> DIRECTION
Reproduce all of the records exactly.

> INPUT FOR THIS TASK
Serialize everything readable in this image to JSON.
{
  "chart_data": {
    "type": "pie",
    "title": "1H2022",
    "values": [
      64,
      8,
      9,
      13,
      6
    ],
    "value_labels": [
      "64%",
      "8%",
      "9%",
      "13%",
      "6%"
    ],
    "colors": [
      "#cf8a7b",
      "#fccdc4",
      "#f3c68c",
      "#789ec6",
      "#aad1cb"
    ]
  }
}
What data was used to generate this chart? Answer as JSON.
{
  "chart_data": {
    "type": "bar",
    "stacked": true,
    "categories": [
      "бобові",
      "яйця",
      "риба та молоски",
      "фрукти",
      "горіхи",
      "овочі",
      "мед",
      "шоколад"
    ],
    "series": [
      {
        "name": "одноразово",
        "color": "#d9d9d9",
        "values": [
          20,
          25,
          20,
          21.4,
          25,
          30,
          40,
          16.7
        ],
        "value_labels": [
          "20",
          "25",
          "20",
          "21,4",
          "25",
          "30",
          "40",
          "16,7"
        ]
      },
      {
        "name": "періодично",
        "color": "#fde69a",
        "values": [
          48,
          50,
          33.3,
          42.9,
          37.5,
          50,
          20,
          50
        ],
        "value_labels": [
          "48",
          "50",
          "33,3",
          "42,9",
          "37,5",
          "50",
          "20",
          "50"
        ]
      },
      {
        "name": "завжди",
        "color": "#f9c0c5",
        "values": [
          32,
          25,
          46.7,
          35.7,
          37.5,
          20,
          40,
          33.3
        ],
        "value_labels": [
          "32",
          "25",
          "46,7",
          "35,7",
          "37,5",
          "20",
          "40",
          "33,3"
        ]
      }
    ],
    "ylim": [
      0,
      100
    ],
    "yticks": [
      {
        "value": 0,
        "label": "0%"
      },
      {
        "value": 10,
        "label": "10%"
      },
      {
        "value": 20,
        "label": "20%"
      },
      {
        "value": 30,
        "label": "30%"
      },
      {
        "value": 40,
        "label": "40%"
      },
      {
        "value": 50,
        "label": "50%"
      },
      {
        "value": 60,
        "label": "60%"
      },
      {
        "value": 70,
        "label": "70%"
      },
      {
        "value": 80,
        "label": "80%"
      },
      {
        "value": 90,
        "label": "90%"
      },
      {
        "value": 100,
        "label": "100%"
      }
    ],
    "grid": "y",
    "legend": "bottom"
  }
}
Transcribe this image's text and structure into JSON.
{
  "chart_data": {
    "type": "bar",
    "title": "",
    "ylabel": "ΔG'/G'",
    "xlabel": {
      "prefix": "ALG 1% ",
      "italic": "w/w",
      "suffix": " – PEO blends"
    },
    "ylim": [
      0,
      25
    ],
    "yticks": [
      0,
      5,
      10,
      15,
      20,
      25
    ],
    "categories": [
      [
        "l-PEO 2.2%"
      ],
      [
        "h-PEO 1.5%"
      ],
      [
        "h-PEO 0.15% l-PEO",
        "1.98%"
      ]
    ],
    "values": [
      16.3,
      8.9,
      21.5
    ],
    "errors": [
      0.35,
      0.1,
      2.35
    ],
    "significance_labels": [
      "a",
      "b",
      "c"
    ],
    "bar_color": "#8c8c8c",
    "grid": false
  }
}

> PROBLEM SOLUTION
Serialize everything readable in this image to JSON.
{
  "chart_data": {
    "type": "pie",
    "title": "1H2022",
    "values": [
      64,
      8,
      9,
      13,
      6
    ],
    "value_labels": [
      "64%",
      "8%",
      "9%",
      "13%",
      "6%"
    ],
    "colors": [
      "#cf8a7b",
      "#fccdc4",
      "#f3c68c",
      "#789ec6",
      "#aad1cb"
    ]
  }
}
What data was used to generate this chart? Answer as JSON.
{
  "chart_data": {
    "type": "bar",
    "stacked": true,
    "categories": [
      "бобові",
      "яйця",
      "риба та молоски",
      "фрукти",
      "горіхи",
      "овочі",
      "мед",
      "шоколад"
    ],
    "series": [
      {
        "name": "одноразово",
        "color": "#d9d9d9",
        "values": [
          20,
          25,
          20,
          21.4,
          25,
          30,
          40,
          16.7
        ],
        "value_labels": [
          "20",
          "25",
          "20",
          "21,4",
          "25",
          "30",
          "40",
          "16,7"
        ]
      },
      {
        "name": "періодично",
        "color": "#fde69a",
        "values": [
          48,
          50,
          33.3,
          42.9,
          37.5,
          50,
          20,
          50
        ],
        "value_labels": [
          "48",
          "50",
          "33,3",
          "42,9",
          "37,5",
          "50",
          "20",
          "50"
        ]
      },
      {
        "name": "завжди",
        "color": "#f9c0c5",
        "values": [
          32,
          25,
          46.7,
          35.7,
          37.5,
          20,
          40,
          33.3
        ],
        "value_labels": [
          "32",
          "25",
          "46,7",
          "35,7",
          "37,5",
          "20",
          "40",
          "33,3"
        ]
      }
    ],
    "ylim": [
      0,
      100
    ],
    "yticks": [
      {
        "value": 0,
        "label": "0%"
      },
      {
        "value": 10,
        "label": "10%"
      },
      {
        "value": 20,
        "label": "20%"
      },
      {
        "value": 30,
        "label": "30%"
      },
      {
        "value": 40,
        "label": "40%"
      },
      {
        "value": 50,
        "label": "50%"
      },
      {
        "value": 60,
        "label": "60%"
      },
      {
        "value": 70,
        "label": "70%"
      },
      {
        "value": 80,
        "label": "80%"
      },
      {
        "value": 90,
        "label": "90%"
      },
      {
        "value": 100,
        "label": "100%"
      }
    ],
    "grid": "y",
    "legend": "bottom"
  }
}
Transcribe this image's text and structure into JSON.
{
  "chart_data": {
    "type": "bar",
    "title": "",
    "ylabel": "ΔG'/G'",
    "xlabel": {
      "prefix": "ALG 1% ",
      "italic": "w/w",
      "suffix": " – PEO blends"
    },
    "ylim": [
      0,
      25
    ],
    "yticks": [
      0,
      5,
      10,
      15,
      20,
      25
    ],
    "categories": [
      [
        "l-PEO 2.2%"
      ],
      [
        "h-PEO 1.5%"
      ],
      [
        "h-PEO 0.15% l-PEO",
        "1.98%"
      ]
    ],
    "values": [
      16.3,
      8.9,
      21.5
    ],
    "errors": [
      0.35,
      0.1,
      2.35
    ],
    "significance_labels": [
      "a",
      "b",
      "c"
    ],
    "bar_color": "#8c8c8c",
    "grid": false
  }
}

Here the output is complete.